*WHAT THE TASK ASKS*
Output the records below from the line with "Give me the" to the line with "y-axis-title: Total Medals", both included, reproducing each line character for character.

*DATA FOR THIS EXERCISE*
*-*-*

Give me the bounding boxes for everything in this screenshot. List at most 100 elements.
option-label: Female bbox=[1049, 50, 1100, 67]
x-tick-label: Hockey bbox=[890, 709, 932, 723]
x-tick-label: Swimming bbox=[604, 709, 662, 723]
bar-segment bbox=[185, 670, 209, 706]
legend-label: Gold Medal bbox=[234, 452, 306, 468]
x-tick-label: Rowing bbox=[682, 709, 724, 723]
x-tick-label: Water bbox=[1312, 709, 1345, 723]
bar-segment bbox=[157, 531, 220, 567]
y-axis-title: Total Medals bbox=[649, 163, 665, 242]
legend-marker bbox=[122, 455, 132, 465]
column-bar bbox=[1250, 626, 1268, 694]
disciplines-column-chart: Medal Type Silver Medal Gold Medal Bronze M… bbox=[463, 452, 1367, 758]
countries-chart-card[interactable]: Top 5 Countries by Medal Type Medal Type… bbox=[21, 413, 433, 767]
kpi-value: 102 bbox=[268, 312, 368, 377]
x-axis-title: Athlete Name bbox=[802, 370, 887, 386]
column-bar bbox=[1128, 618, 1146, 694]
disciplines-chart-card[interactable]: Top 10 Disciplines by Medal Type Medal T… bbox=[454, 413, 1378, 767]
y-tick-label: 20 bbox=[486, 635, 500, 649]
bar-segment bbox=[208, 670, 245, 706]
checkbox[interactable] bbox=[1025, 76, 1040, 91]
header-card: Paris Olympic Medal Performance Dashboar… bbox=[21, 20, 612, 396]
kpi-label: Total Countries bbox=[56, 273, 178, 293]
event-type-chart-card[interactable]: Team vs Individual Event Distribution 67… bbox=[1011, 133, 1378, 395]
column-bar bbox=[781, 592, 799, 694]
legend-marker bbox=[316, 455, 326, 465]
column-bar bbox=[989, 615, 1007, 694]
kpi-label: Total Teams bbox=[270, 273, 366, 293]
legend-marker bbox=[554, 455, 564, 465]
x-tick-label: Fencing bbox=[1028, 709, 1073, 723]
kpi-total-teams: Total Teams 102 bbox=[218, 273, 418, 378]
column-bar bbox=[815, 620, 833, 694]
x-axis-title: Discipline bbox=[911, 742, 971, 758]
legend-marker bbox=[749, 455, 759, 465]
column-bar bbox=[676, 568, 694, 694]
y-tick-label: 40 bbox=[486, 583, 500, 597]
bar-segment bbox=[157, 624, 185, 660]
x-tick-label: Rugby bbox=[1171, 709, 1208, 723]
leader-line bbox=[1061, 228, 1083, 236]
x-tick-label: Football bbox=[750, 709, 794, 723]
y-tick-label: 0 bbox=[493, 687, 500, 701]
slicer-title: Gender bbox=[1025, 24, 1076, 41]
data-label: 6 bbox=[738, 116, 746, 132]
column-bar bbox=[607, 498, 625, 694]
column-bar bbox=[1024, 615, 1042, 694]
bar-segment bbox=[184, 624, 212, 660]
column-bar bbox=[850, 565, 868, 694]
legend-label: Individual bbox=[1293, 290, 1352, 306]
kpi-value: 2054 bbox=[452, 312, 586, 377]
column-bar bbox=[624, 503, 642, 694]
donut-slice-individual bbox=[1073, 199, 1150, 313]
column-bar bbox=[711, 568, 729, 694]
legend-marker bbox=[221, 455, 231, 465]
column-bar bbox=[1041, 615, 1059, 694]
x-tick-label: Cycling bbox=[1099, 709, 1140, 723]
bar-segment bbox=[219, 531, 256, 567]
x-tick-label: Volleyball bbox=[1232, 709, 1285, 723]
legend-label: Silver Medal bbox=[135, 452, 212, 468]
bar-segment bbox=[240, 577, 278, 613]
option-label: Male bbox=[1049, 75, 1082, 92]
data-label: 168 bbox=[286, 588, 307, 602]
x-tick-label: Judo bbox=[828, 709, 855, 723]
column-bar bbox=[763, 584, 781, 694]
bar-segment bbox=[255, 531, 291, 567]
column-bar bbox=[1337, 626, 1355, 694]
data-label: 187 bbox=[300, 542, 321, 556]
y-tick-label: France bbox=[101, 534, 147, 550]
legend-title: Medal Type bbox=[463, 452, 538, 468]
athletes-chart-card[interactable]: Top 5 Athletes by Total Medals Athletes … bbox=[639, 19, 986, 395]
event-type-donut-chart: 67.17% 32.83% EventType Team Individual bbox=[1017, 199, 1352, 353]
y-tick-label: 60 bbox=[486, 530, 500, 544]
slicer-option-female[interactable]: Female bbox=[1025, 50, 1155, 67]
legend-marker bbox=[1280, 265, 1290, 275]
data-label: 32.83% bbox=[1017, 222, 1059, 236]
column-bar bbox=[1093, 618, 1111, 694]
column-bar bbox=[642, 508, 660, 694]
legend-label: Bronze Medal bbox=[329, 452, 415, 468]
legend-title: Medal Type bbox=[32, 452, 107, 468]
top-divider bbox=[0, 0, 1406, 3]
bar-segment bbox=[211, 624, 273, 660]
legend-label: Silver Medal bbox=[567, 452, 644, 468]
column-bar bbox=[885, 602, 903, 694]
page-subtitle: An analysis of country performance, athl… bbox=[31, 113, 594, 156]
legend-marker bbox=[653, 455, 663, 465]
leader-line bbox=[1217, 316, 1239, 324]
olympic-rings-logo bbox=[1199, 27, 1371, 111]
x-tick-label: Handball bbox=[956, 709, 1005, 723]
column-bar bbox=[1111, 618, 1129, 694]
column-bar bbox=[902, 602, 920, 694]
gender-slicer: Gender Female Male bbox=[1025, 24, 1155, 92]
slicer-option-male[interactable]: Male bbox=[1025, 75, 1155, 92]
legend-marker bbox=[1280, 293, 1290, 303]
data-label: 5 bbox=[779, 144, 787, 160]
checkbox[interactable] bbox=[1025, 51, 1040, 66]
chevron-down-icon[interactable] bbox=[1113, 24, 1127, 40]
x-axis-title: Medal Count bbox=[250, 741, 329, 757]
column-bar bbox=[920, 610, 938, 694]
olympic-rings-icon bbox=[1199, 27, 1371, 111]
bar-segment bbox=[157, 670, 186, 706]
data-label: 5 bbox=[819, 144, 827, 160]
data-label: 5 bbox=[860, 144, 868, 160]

*-*-*

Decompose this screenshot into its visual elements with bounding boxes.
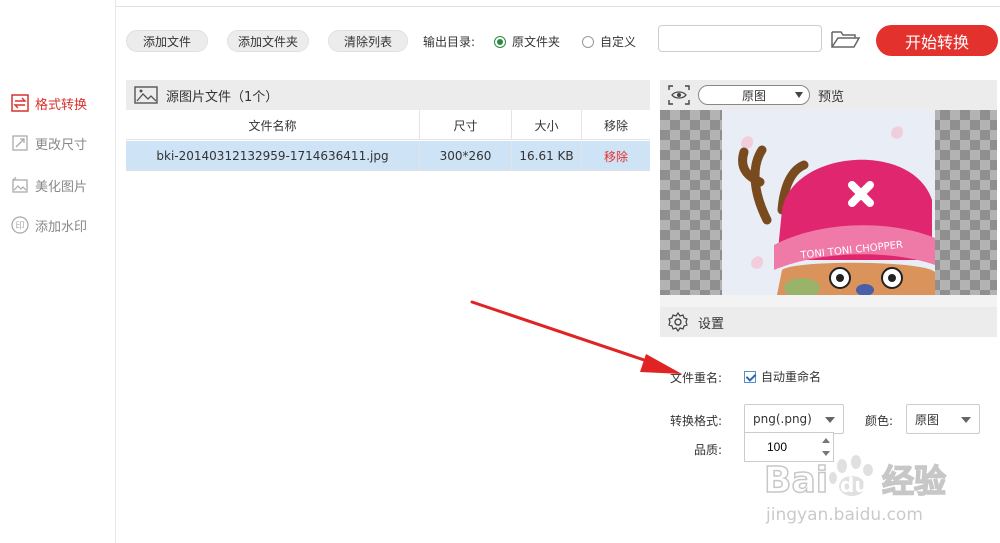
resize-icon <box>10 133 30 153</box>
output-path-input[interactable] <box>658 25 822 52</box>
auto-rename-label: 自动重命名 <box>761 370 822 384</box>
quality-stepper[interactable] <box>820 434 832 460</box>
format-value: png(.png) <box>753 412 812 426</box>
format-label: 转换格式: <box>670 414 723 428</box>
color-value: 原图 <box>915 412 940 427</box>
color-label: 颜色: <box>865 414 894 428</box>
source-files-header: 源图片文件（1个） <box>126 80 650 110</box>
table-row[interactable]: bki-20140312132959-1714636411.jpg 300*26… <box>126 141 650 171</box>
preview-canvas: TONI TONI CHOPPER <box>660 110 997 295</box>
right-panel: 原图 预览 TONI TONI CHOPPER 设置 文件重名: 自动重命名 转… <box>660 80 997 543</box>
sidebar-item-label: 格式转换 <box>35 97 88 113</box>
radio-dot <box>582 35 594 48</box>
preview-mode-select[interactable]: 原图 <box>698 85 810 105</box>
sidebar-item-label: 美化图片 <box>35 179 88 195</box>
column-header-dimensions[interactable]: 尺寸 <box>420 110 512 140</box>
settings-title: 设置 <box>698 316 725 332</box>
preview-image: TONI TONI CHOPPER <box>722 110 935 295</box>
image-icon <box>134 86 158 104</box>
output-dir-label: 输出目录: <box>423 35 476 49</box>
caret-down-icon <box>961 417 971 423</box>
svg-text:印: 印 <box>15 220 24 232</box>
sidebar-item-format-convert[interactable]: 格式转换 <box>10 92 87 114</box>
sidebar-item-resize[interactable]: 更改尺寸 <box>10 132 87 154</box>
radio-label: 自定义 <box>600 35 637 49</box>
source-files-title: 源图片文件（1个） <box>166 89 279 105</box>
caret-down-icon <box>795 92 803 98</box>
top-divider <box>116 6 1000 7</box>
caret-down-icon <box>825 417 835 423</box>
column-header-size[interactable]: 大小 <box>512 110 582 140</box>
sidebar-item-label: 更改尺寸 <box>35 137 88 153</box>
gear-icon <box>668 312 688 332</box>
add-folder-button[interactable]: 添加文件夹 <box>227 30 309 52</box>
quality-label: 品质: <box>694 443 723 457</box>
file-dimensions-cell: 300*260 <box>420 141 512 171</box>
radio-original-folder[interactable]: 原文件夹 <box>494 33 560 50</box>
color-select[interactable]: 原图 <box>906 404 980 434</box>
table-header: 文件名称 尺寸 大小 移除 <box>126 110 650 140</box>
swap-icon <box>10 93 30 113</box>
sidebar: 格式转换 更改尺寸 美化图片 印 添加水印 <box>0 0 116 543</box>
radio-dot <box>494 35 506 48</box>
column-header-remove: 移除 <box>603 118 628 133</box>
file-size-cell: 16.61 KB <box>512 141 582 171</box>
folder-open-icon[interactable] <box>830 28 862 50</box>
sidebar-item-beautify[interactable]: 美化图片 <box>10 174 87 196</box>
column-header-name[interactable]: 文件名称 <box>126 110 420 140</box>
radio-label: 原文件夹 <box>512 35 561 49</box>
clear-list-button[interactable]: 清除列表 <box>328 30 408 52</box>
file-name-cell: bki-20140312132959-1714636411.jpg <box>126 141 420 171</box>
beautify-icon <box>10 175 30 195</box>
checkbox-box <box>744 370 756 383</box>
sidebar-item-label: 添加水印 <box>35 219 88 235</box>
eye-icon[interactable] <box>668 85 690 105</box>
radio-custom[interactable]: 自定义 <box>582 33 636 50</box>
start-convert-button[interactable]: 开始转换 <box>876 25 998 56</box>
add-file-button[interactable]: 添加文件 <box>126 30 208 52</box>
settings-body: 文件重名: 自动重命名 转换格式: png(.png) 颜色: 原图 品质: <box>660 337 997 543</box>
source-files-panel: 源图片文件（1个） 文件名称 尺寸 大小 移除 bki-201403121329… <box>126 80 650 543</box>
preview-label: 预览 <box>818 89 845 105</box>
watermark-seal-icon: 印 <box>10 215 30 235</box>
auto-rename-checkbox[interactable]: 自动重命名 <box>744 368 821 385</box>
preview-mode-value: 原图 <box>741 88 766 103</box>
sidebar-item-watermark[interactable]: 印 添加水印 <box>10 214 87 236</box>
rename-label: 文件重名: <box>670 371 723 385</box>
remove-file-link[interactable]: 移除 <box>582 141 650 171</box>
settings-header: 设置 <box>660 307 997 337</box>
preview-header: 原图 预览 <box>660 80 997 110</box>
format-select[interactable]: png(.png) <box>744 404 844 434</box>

*-*-*

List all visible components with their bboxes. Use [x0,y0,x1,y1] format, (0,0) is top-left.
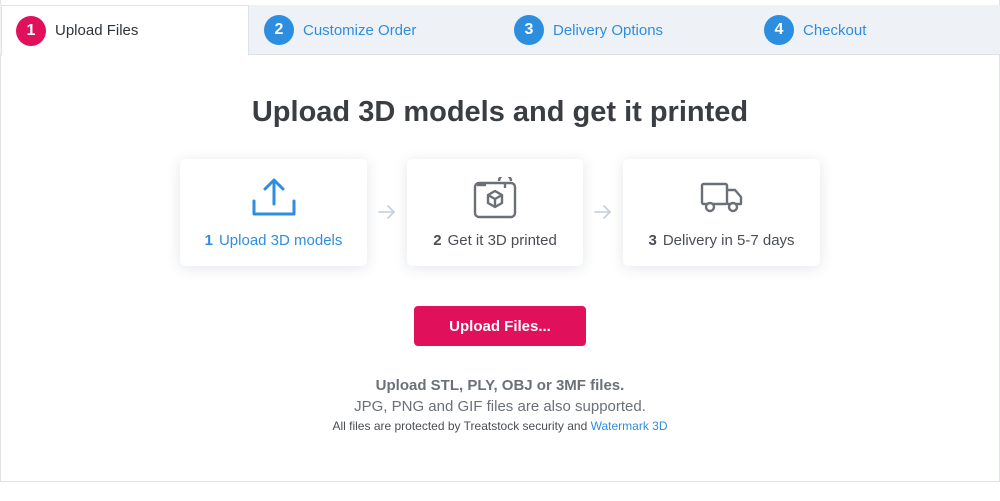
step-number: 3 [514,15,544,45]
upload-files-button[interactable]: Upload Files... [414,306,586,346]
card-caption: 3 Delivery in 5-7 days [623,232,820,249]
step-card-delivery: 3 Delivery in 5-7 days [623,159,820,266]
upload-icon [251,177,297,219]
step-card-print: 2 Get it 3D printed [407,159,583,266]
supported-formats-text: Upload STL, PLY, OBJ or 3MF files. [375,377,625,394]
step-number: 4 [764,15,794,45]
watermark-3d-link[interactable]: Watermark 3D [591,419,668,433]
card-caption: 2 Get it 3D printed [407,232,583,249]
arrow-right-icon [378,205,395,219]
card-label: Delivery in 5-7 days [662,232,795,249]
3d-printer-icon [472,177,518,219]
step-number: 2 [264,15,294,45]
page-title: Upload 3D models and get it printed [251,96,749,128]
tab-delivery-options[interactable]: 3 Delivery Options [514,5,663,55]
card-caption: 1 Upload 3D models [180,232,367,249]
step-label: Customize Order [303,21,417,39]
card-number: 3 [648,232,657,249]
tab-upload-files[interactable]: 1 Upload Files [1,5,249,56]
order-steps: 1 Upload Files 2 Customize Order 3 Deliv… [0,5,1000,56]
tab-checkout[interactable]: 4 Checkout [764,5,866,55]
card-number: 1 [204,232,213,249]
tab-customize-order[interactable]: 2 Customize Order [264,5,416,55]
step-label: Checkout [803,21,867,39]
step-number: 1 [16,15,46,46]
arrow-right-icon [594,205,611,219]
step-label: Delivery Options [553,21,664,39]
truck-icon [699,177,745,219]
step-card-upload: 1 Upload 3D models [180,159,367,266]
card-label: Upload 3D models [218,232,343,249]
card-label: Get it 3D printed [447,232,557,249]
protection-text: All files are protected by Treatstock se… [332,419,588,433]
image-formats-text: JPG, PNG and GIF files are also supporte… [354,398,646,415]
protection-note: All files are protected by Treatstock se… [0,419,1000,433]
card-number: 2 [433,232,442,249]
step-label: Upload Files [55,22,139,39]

*-*-*

*FULL ANSWER*
Give me the bounding boxes for everything in this screenshot. List at most 100 elements.
option-label: Female bbox=[1049, 50, 1100, 67]
x-tick-label: Hockey bbox=[890, 709, 932, 723]
x-tick-label: Swimming bbox=[604, 709, 662, 723]
bar-segment bbox=[185, 670, 209, 706]
legend-label: Gold Medal bbox=[234, 452, 306, 468]
x-tick-label: Rowing bbox=[682, 709, 724, 723]
x-tick-label: Water bbox=[1312, 709, 1345, 723]
bar-segment bbox=[157, 531, 220, 567]
y-axis-title: Total Medals bbox=[649, 163, 665, 242]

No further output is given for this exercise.